Task to carry out>
Return only the number of lines holding the word "HANDICAP".

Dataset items
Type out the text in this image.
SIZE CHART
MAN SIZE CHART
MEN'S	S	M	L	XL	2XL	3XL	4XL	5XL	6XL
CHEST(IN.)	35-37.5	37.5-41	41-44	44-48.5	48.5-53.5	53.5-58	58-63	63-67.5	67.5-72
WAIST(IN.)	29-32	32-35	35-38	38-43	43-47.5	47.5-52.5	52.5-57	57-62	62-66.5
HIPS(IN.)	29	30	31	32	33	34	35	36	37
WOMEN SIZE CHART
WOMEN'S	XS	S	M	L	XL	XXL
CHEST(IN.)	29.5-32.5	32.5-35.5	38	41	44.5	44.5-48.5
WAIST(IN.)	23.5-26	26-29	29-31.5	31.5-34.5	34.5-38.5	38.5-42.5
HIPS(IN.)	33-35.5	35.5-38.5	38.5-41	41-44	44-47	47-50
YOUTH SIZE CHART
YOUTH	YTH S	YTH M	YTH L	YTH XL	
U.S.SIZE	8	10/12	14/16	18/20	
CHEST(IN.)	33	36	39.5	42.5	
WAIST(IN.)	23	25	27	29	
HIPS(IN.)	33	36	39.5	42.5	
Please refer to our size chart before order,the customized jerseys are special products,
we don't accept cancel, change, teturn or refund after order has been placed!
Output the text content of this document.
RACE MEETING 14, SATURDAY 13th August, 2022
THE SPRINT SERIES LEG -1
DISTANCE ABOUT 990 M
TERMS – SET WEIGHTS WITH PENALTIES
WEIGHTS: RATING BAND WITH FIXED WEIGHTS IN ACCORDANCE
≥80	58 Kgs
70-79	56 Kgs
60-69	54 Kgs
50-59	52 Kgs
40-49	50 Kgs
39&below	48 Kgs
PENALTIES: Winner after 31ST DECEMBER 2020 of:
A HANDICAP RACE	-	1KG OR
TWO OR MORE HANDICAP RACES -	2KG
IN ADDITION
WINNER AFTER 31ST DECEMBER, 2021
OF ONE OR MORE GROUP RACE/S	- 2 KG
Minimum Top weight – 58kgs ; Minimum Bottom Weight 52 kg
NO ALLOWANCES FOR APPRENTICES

Reply to the exercise>
2